--- Przedstawione rekordy ---

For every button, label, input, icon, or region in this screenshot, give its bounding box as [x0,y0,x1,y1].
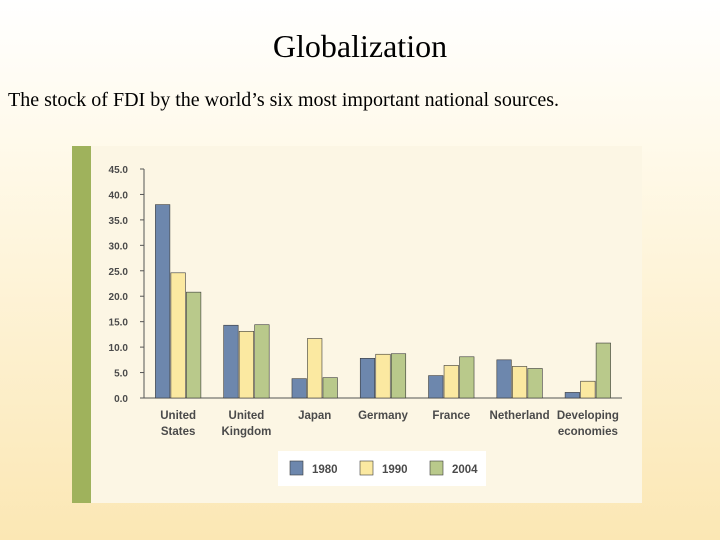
bar [307,338,323,399]
x-tick-label: United [160,410,196,422]
bar [595,342,611,399]
legend-box [278,451,486,486]
slide-title: Globalization [272,28,448,64]
x-tick-label: Japan [298,410,331,422]
bar [459,356,475,399]
x-tick-label: Kingdom [222,426,272,438]
y-tick-label: 20.0 [109,292,129,303]
bar [580,380,596,399]
x-tick-label: Netherland [490,410,550,422]
chart-figure: 0.0 5.0 10.0 15.0 20.0 25.0 30.0 35.0 40.0 45.0 Un… [72,146,642,503]
y-tick-label: 35.0 [109,216,129,227]
bar [428,375,444,399]
bar [291,378,307,399]
legend-label: 2004 [452,464,478,476]
y-tick-label: 40.0 [109,190,129,201]
bar [512,366,528,399]
legend-swatch [359,460,374,476]
figure-side-stripe [72,146,91,503]
y-tick-label: 45.0 [109,165,129,176]
y-tick-label: 10.0 [109,343,129,354]
x-tick-label: economies [558,426,618,438]
bar [322,377,338,399]
slide-subtitle: The stock of FDI by the world’s six most… [8,89,560,111]
y-tick-label: 30.0 [109,241,129,252]
legend-label: 1990 [382,464,408,476]
legend-label: 1980 [312,464,338,476]
bar [170,272,186,399]
bar [375,353,391,399]
fdi-bar-chart: 0.0 5.0 10.0 15.0 20.0 25.0 30.0 35.0 40.0 45.0 Un… [109,165,622,486]
y-tick-label: 15.0 [109,318,129,329]
x-tick-label: France [432,410,470,422]
bar [155,204,171,399]
bar [254,324,270,399]
bar [238,331,254,399]
legend-swatch [289,460,304,476]
bar [527,368,543,399]
legend-swatch [429,460,444,476]
x-tick-label: Germany [358,410,408,422]
bar [443,365,459,399]
x-tick-label: States [161,426,196,438]
y-tick-label: 0.0 [114,394,128,405]
bar [564,392,580,399]
y-tick-label: 5.0 [114,369,128,380]
bar [186,291,202,399]
bar [496,359,512,399]
x-tick-label: United [229,410,265,422]
bar [223,324,239,399]
bar [390,353,407,399]
y-tick-label: 25.0 [109,267,129,278]
bar [359,358,376,399]
x-tick-label: Developing [557,410,619,422]
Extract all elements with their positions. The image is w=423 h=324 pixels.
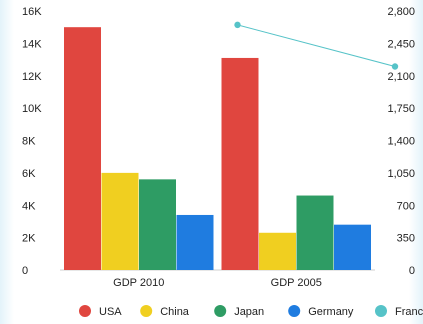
left-tick-label: 16K	[22, 6, 42, 18]
bar-china-0	[101, 172, 139, 270]
legend-label: Germany	[308, 306, 354, 318]
category-label: GDP 2005	[271, 277, 322, 289]
right-tick-label: 1,750	[387, 103, 415, 115]
legend-label: France	[395, 306, 423, 318]
right-axis: 0 350 700 1,050 1,400 1,750 2,100 2,450 2,800	[387, 6, 415, 277]
right-tick-label: 1,400	[387, 136, 415, 148]
right-tick-label: 700	[397, 200, 415, 212]
right-tick-label: 0	[409, 265, 415, 277]
legend: USA China Japan Germany France	[79, 305, 423, 318]
bar-usa-0	[64, 27, 101, 270]
left-tick-label: 12K	[22, 71, 42, 83]
right-tick-label: 350	[397, 233, 415, 245]
legend-swatch-japan	[214, 305, 227, 317]
bar-japan-1	[296, 195, 334, 270]
right-tick-label: 2,800	[387, 6, 415, 18]
bar-germany-0	[176, 214, 214, 270]
bar-japan-0	[139, 179, 176, 270]
bar-china-1	[259, 232, 296, 270]
point-france-1	[391, 63, 399, 70]
left-tick-label: 4K	[22, 200, 36, 212]
bars-group	[64, 27, 371, 270]
bar-usa-1	[221, 57, 259, 270]
legend-label: China	[160, 306, 190, 318]
left-tick-label: 2K	[22, 233, 36, 245]
left-tick-label: 10K	[22, 103, 42, 115]
right-tick-label: 2,450	[387, 38, 415, 50]
line-series-group	[234, 21, 399, 70]
bar-germany-1	[334, 224, 371, 270]
point-france-0	[234, 21, 241, 29]
category-labels: GDP 2010 GDP 2005	[113, 277, 322, 289]
legend-label: Japan	[234, 306, 264, 318]
left-tick-label: 8K	[22, 136, 36, 148]
right-tick-label: 1,050	[387, 168, 415, 180]
line-france	[237, 24, 396, 67]
left-axis: 0 2K 4K 6K 8K 10K 12K 14K 16K	[22, 6, 42, 277]
legend-swatch-france	[375, 305, 387, 317]
category-label: GDP 2010	[113, 277, 164, 289]
legend-swatch-usa	[79, 305, 91, 317]
legend-swatch-china	[140, 305, 153, 317]
left-tick-label: 0	[22, 265, 28, 277]
right-tick-label: 2,100	[387, 71, 415, 83]
legend-label: USA	[99, 306, 122, 318]
left-tick-label: 14K	[22, 38, 42, 50]
left-tick-label: 6K	[22, 168, 36, 180]
legend-swatch-germany	[288, 305, 301, 317]
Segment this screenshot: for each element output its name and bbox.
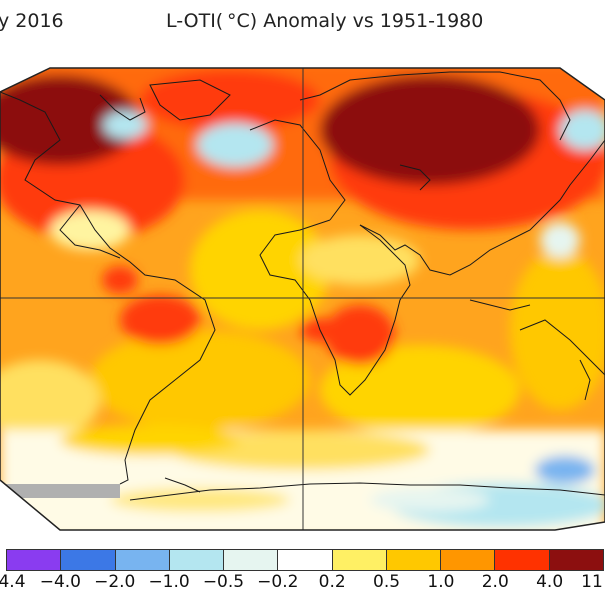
- legend-tick-label: −2.0: [94, 572, 136, 592]
- legend-tick-label: 11: [581, 572, 603, 592]
- legend-tick-label: 4.4: [0, 572, 26, 592]
- map-title: L-OTI( °C) Anomaly vs 1951-1980: [166, 10, 484, 32]
- legend-swatch: [224, 550, 279, 570]
- legend-swatch: [278, 550, 333, 570]
- legend-ticks: 4.4 −4.0 −2.0 −1.0 −0.5 −0.2 0.2 0.5 1.0 2.0 4.0 11: [0, 572, 605, 598]
- legend-swatch: [7, 550, 62, 570]
- legend-tick-label: 4.0: [536, 572, 564, 592]
- legend-tick-label: 1.0: [427, 572, 455, 592]
- anomaly-map: [0, 67, 605, 531]
- legend-tick-label: −0.2: [257, 572, 299, 592]
- legend-tick-label: 2.0: [481, 572, 509, 592]
- legend-swatch: [495, 550, 550, 570]
- legend-swatch: [332, 550, 387, 570]
- legend-tick-label: −4.0: [39, 572, 81, 592]
- legend-swatch: [169, 550, 225, 570]
- legend-swatch: [115, 550, 170, 570]
- legend-tick-label: 0.5: [373, 572, 401, 592]
- legend-swatch: [549, 550, 603, 570]
- legend-swatch: [386, 550, 442, 570]
- map-title-date: y 2016: [0, 10, 64, 32]
- legend-tick-label: 0.2: [318, 572, 346, 592]
- coastlines: [0, 71, 605, 501]
- legend-swatch: [61, 550, 116, 570]
- map-frame: [0, 67, 605, 531]
- color-legend: [6, 549, 604, 571]
- legend-swatch: [441, 550, 496, 570]
- legend-tick-label: −0.5: [202, 572, 245, 592]
- legend-tick-label: −1.0: [148, 572, 190, 592]
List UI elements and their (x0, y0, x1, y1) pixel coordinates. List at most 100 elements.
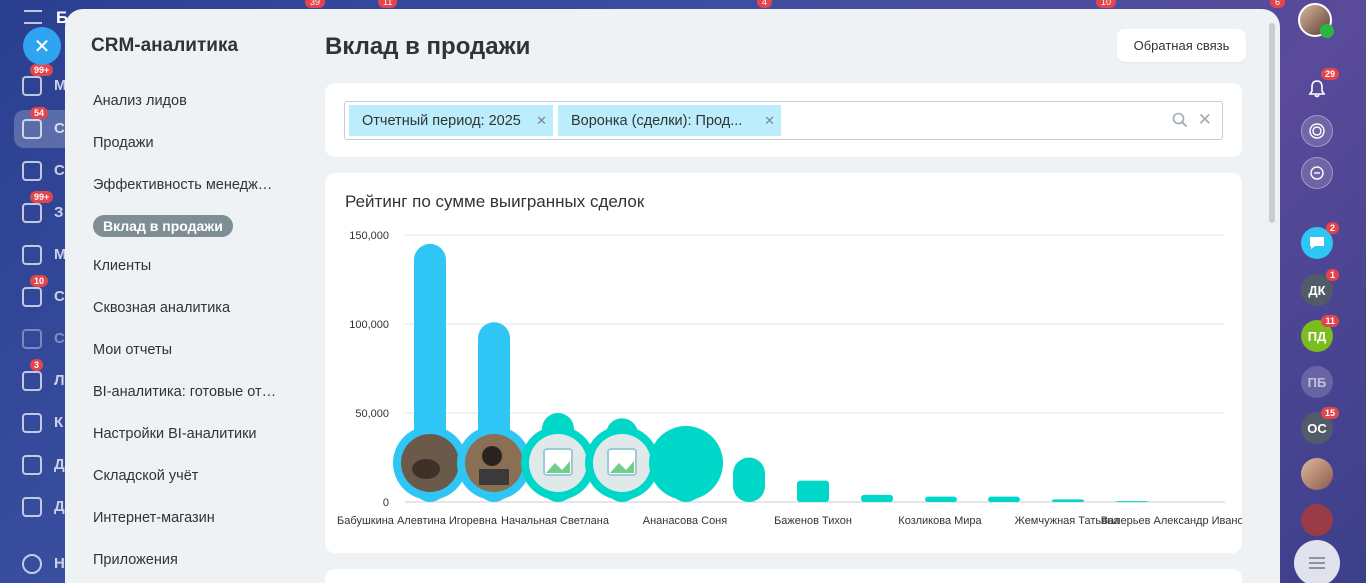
menu-item-bi-settings[interactable]: Настройки BI-аналитики (93, 426, 257, 442)
x-tick-label: Начальная Светлана (501, 515, 610, 527)
right-sidebar: 29 2 ДК 1 ПД 11 ПБ ОС 15 (1286, 0, 1366, 583)
right-bar-menu-button[interactable] (1294, 540, 1340, 583)
close-slider-button[interactable]: ✕ (23, 27, 61, 65)
messenger-icon[interactable]: 2 (1301, 222, 1339, 259)
x-tick-label: Жемчужная Татьяна (1015, 515, 1121, 527)
bg-nav-item[interactable]: С (18, 325, 78, 355)
x-tick-label: Бабушкина Алевтина Игоревна (337, 515, 498, 527)
chat-sync-icon[interactable] (1301, 157, 1333, 189)
menu-lines-icon (1309, 557, 1325, 569)
user-photo-avatar[interactable] (1301, 458, 1333, 490)
bg-nav-label: З (54, 204, 64, 221)
chart-bar[interactable] (797, 480, 829, 502)
side-menu-title: CRM-аналитика (91, 35, 239, 56)
avatar-initials: ДК (1308, 282, 1326, 298)
spiral-icon[interactable] (1301, 115, 1333, 147)
calendar-icon (22, 413, 42, 433)
marketing-icon (22, 245, 42, 265)
top-badge: 6 (1270, 0, 1286, 8)
menu-item-clients[interactable]: Клиенты (93, 258, 152, 274)
bg-nav-item[interactable]: М (18, 241, 78, 271)
menu-item-my-reports[interactable]: Мои отчеты (93, 342, 173, 358)
x-tick-label: Баженов Тихон (774, 515, 852, 527)
chart-bar[interactable] (925, 496, 957, 502)
bg-nav-item[interactable]: С (18, 157, 78, 187)
bg-nav-badge: 99+ (30, 64, 54, 76)
menu-item-online-store[interactable]: Интернет-магазин (93, 510, 215, 526)
bg-nav-item[interactable]: Д (18, 493, 78, 523)
menu-item-lead-analysis[interactable]: Анализ лидов (93, 93, 187, 109)
settings-icon (22, 554, 42, 574)
y-tick-label: 100,000 (349, 319, 389, 331)
cart-icon (22, 161, 42, 181)
bg-nav-item[interactable]: 54 С (18, 107, 78, 145)
avatar-initials: ПД (1307, 328, 1327, 344)
feedback-button[interactable]: Обратная связь (1117, 29, 1246, 62)
filter-chip-period[interactable]: Отчетный период: 2025 ✕ (349, 105, 553, 136)
y-tick-label: 150,000 (349, 230, 389, 242)
sync-chat-icon (1310, 166, 1324, 180)
chart-bar[interactable] (861, 494, 893, 502)
chart-bar[interactable] (733, 457, 765, 503)
user-dk-avatar[interactable]: ДК 1 (1301, 269, 1339, 306)
chart-bar[interactable] (1052, 499, 1084, 502)
chart-bar[interactable] (1116, 501, 1148, 503)
user-pd-avatar[interactable]: ПД 11 (1301, 315, 1339, 352)
bg-nav-label: С (54, 330, 65, 347)
feed-icon (22, 76, 42, 96)
side-menu: CRM-аналитика Анализ лидов Продажи Эффек… (65, 9, 300, 583)
y-tick-label: 50,000 (355, 408, 389, 420)
bg-nav-label: Л (54, 372, 65, 389)
scrollbar[interactable] (1269, 23, 1275, 223)
lists-icon (22, 371, 42, 391)
avatar-initials: ОС (1307, 420, 1327, 436)
user-badge: 15 (1320, 407, 1339, 419)
x-tick-label: Ананасова Соня (643, 515, 727, 527)
bg-nav-item[interactable]: Д (18, 451, 78, 481)
filter-chip-funnel[interactable]: Воронка (сделки): Прод... ✕ (558, 105, 781, 136)
menu-item-applications[interactable]: Приложения (93, 552, 178, 568)
filter-input[interactable]: Отчетный период: 2025 ✕ Воронка (сделки)… (344, 101, 1223, 140)
user-os-avatar[interactable]: ОС 15 (1301, 407, 1339, 444)
filter-chip-label: Отчетный период: 2025 (362, 112, 521, 129)
bg-nav-label: М (54, 77, 67, 94)
user-badge: 11 (1321, 315, 1339, 327)
chart-bar[interactable] (988, 496, 1020, 502)
bg-nav-item[interactable]: 99+ З (18, 191, 78, 229)
user-avatar-partial[interactable] (1301, 504, 1333, 536)
bell-icon (1308, 80, 1326, 98)
current-user-avatar[interactable] (1298, 3, 1334, 38)
search-icon[interactable] (1172, 112, 1188, 128)
remove-chip-icon[interactable]: ✕ (764, 113, 775, 128)
bg-nav-label: Д (54, 456, 65, 473)
chart-card: Рейтинг по сумме выигранных сделок 0 50,0… (325, 173, 1242, 553)
bg-nav-item[interactable]: 99+ М (18, 64, 78, 102)
bg-nav-item[interactable]: 10 С (18, 275, 78, 313)
bg-nav-item[interactable]: К (18, 409, 78, 439)
menu-item-bi-reports[interactable]: BI-аналитика: готовые отчеты (93, 384, 279, 400)
filter-card: Отчетный период: 2025 ✕ Воронка (сделки)… (325, 83, 1242, 157)
crm-icon (22, 119, 42, 139)
bg-nav-label: С (54, 288, 65, 305)
user-pb-avatar[interactable]: ПБ (1301, 366, 1333, 398)
sales-rating-chart: 0 50,000 100,000 150,000 Бабушкина Алевтина … (337, 230, 1242, 527)
bg-nav-item[interactable]: Н (18, 550, 78, 580)
menu-item-manager-efficiency[interactable]: Эффективность менеджеров (93, 177, 279, 193)
filter-chip-label: Воронка (сделки): Прод... (571, 112, 743, 129)
bg-nav-label: Д (54, 498, 65, 515)
hamburger-icon[interactable] (24, 10, 42, 24)
menu-item-warehouse[interactable]: Складской учёт (93, 468, 199, 484)
bg-nav-badge: 54 (30, 107, 49, 119)
top-badge: 39 (305, 0, 326, 8)
bg-nav-label: С (54, 162, 65, 179)
remove-chip-icon[interactable]: ✕ (536, 113, 547, 128)
clear-filter-icon[interactable]: ✕ (1197, 110, 1212, 129)
notifications-icon[interactable]: 29 (1301, 68, 1339, 105)
menu-item-sales-contribution[interactable]: Вклад в продажи (93, 215, 233, 237)
menu-item-sales[interactable]: Продажи (93, 135, 154, 151)
avatar-ring-empty (649, 426, 723, 500)
close-icon: ✕ (33, 35, 51, 58)
menu-item-end-to-end-analytics[interactable]: Сквозная аналитика (93, 300, 231, 316)
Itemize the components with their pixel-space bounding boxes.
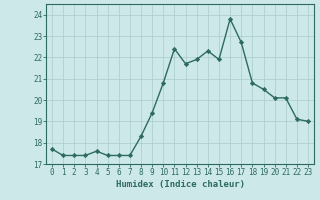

---

*Wyzwanie*: Przedstaw w postaci listy numerowanej wiersze rekordów, zaczynając od wiersza zawierającego "menu-item-bi-settings[interactable]: Настройки BI-аналитики" i kończąc na wierszu zawierającym "chat-sync-icon[interactable] (1301, 157, 1333, 189)", przy czym oba wiersze graniczne należą do listy. Puste wiersze pomiń.

*Odpowiedź do zadania*:
1. menu-item-bi-settings[interactable]: Настройки BI-аналитики (93, 426, 257, 442)
2. x-tick-label: Начальная Светлана (501, 515, 610, 527)
3. right-sidebar: 29 2 ДК 1 ПД 11 ПБ ОС 15 (1286, 0, 1366, 583)
4. right-bar-menu-button[interactable] (1294, 540, 1340, 583)
5. close-slider-button[interactable]: ✕ (23, 27, 61, 65)
6. messenger-icon[interactable]: 2 (1301, 222, 1339, 259)
7. x-tick-label: Жемчужная Татьяна (1015, 515, 1121, 527)
8. bg-nav-item[interactable]: С (18, 325, 78, 355)
9. x-tick-label: Бабушкина Алевтина Игоревна (337, 515, 498, 527)
10. chat-sync-icon[interactable] (1301, 157, 1333, 189)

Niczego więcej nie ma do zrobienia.